▸ **Problem requirements**
Switch every "hexagons" in the records to "six-membered rings" and write the records out again with nothing else altered.

-- start of Extracted data --

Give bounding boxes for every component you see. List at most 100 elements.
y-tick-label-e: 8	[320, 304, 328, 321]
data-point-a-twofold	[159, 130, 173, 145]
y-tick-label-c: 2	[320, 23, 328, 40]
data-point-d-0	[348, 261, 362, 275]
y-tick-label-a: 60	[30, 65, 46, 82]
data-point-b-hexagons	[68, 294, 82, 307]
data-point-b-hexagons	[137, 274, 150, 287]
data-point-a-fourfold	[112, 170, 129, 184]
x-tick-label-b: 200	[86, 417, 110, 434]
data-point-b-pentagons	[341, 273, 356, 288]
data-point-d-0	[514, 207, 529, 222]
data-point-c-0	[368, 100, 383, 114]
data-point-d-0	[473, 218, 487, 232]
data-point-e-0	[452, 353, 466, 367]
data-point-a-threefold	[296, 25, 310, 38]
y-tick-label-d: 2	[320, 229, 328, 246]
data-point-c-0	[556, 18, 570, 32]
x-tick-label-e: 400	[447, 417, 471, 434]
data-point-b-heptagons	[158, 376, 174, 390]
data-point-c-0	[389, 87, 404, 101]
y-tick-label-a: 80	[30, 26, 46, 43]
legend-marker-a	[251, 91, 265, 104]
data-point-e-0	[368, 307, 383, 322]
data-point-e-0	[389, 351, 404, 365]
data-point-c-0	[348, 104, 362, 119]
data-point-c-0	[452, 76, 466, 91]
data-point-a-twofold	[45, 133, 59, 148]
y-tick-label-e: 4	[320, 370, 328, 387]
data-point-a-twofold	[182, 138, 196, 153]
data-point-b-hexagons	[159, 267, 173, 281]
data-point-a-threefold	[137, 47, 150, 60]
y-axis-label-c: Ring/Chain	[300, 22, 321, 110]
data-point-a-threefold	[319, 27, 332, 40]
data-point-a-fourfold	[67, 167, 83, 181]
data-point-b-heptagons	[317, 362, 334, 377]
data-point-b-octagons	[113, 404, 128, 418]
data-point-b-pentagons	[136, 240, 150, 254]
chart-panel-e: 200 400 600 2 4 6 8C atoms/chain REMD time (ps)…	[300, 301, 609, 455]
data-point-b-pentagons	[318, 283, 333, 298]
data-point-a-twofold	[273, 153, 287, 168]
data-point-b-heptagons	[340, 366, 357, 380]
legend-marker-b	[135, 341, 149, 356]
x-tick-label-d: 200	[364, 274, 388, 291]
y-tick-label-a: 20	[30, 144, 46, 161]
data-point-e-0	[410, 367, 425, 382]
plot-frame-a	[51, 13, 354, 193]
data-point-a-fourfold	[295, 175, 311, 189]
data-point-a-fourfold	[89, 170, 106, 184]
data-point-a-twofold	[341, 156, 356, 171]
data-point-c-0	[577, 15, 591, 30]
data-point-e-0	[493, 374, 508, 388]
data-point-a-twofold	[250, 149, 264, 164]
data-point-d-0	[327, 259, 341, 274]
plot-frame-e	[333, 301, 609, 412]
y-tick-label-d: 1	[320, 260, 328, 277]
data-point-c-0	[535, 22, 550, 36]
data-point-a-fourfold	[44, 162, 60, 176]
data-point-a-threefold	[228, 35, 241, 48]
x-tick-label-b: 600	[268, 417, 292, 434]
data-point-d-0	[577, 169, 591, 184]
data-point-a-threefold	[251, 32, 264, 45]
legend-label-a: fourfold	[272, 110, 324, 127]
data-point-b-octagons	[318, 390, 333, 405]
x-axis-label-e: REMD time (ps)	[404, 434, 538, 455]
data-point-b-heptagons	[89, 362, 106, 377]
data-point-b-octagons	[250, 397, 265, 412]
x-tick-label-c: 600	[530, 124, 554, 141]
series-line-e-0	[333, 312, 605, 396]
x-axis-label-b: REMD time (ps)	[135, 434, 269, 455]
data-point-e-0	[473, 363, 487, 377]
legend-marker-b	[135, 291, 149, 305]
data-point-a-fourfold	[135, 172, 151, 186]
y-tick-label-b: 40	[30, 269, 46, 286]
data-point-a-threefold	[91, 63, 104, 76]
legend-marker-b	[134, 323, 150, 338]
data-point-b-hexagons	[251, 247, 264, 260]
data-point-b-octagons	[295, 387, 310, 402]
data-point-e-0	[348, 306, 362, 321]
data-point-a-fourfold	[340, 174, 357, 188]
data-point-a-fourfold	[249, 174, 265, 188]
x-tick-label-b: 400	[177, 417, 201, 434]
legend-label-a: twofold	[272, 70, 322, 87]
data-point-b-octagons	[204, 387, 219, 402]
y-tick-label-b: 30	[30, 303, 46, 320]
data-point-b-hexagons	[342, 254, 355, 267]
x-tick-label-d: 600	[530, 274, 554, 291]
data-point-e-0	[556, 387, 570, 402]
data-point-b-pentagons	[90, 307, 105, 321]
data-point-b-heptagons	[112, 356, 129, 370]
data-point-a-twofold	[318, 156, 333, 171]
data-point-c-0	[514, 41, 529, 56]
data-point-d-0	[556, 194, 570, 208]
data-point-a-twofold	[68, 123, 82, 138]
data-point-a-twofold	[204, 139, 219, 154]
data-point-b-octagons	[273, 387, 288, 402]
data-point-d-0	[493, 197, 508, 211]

-- end of Extracted data --

▸ **Exercise result**
Give bounding boxes for every component you see. List at most 100 elements.
y-tick-label-e: 8	[320, 304, 328, 321]
data-point-a-twofold	[159, 130, 173, 145]
y-tick-label-c: 2	[320, 23, 328, 40]
data-point-d-0	[348, 261, 362, 275]
y-tick-label-a: 60	[30, 65, 46, 82]
data-point-b-six-membered rings	[68, 294, 82, 307]
data-point-b-six-membered rings	[137, 274, 150, 287]
data-point-a-fourfold	[112, 170, 129, 184]
x-tick-label-b: 200	[86, 417, 110, 434]
data-point-b-pentagons	[341, 273, 356, 288]
data-point-d-0	[514, 207, 529, 222]
data-point-c-0	[368, 100, 383, 114]
data-point-d-0	[473, 218, 487, 232]
data-point-e-0	[452, 353, 466, 367]
data-point-a-threefold	[296, 25, 310, 38]
y-tick-label-d: 2	[320, 229, 328, 246]
data-point-c-0	[556, 18, 570, 32]
x-tick-label-e: 400	[447, 417, 471, 434]
data-point-b-heptagons	[158, 376, 174, 390]
data-point-c-0	[389, 87, 404, 101]
y-tick-label-a: 80	[30, 26, 46, 43]
legend-marker-a	[251, 91, 265, 104]
data-point-e-0	[368, 307, 383, 322]
data-point-e-0	[389, 351, 404, 365]
data-point-c-0	[348, 104, 362, 119]
data-point-c-0	[452, 76, 466, 91]
data-point-a-twofold	[45, 133, 59, 148]
y-tick-label-e: 4	[320, 370, 328, 387]
data-point-a-twofold	[182, 138, 196, 153]
data-point-b-six-membered rings	[159, 267, 173, 281]
data-point-a-threefold	[137, 47, 150, 60]
y-axis-label-c: Ring/Chain	[300, 22, 321, 110]
data-point-a-threefold	[319, 27, 332, 40]
data-point-a-fourfold	[67, 167, 83, 181]
data-point-b-heptagons	[317, 362, 334, 377]
data-point-b-octagons	[113, 404, 128, 418]
data-point-b-pentagons	[136, 240, 150, 254]
chart-panel-e: 200 400 600 2 4 6 8C atoms/chain REMD time (ps)…	[300, 301, 609, 455]
data-point-b-pentagons	[318, 283, 333, 298]
data-point-a-twofold	[273, 153, 287, 168]
data-point-b-heptagons	[340, 366, 357, 380]
legend-marker-b	[135, 341, 149, 356]
x-tick-label-d: 200	[364, 274, 388, 291]
y-tick-label-a: 20	[30, 144, 46, 161]
data-point-e-0	[410, 367, 425, 382]
plot-frame-a	[51, 13, 354, 193]
data-point-a-fourfold	[295, 175, 311, 189]
data-point-a-fourfold	[89, 170, 106, 184]
data-point-a-twofold	[341, 156, 356, 171]
data-point-c-0	[577, 15, 591, 30]
data-point-e-0	[493, 374, 508, 388]
data-point-a-twofold	[250, 149, 264, 164]
data-point-d-0	[327, 259, 341, 274]
plot-frame-e	[333, 301, 609, 412]
y-tick-label-d: 1	[320, 260, 328, 277]
data-point-c-0	[535, 22, 550, 36]
data-point-a-fourfold	[44, 162, 60, 176]
data-point-a-threefold	[228, 35, 241, 48]
x-tick-label-b: 600	[268, 417, 292, 434]
data-point-d-0	[577, 169, 591, 184]
data-point-a-threefold	[251, 32, 264, 45]
legend-label-a: fourfold	[272, 110, 324, 127]
data-point-b-octagons	[318, 390, 333, 405]
x-axis-label-e: REMD time (ps)	[404, 434, 538, 455]
data-point-b-heptagons	[89, 362, 106, 377]
data-point-b-octagons	[250, 397, 265, 412]
x-tick-label-c: 600	[530, 124, 554, 141]
series-line-e-0	[333, 312, 605, 396]
x-axis-label-b: REMD time (ps)	[135, 434, 269, 455]
data-point-e-0	[473, 363, 487, 377]
legend-marker-b	[135, 291, 149, 305]
data-point-a-fourfold	[135, 172, 151, 186]
y-tick-label-b: 40	[30, 269, 46, 286]
data-point-a-threefold	[91, 63, 104, 76]
legend-marker-b	[134, 323, 150, 338]
data-point-b-six-membered rings	[251, 247, 264, 260]
data-point-b-octagons	[295, 387, 310, 402]
data-point-e-0	[348, 306, 362, 321]
data-point-a-fourfold	[340, 174, 357, 188]
data-point-a-fourfold	[249, 174, 265, 188]
x-tick-label-b: 400	[177, 417, 201, 434]
legend-label-a: twofold	[272, 70, 322, 87]
data-point-b-octagons	[204, 387, 219, 402]
y-tick-label-b: 30	[30, 303, 46, 320]
data-point-b-six-membered rings	[342, 254, 355, 267]
x-tick-label-d: 600	[530, 274, 554, 291]
data-point-e-0	[556, 387, 570, 402]
data-point-b-pentagons	[90, 307, 105, 321]
data-point-b-heptagons	[112, 356, 129, 370]
data-point-a-twofold	[318, 156, 333, 171]
data-point-c-0	[514, 41, 529, 56]
data-point-d-0	[556, 194, 570, 208]
data-point-a-twofold	[68, 123, 82, 138]
data-point-a-twofold	[204, 139, 219, 154]
data-point-b-octagons	[273, 387, 288, 402]
data-point-d-0	[493, 197, 508, 211]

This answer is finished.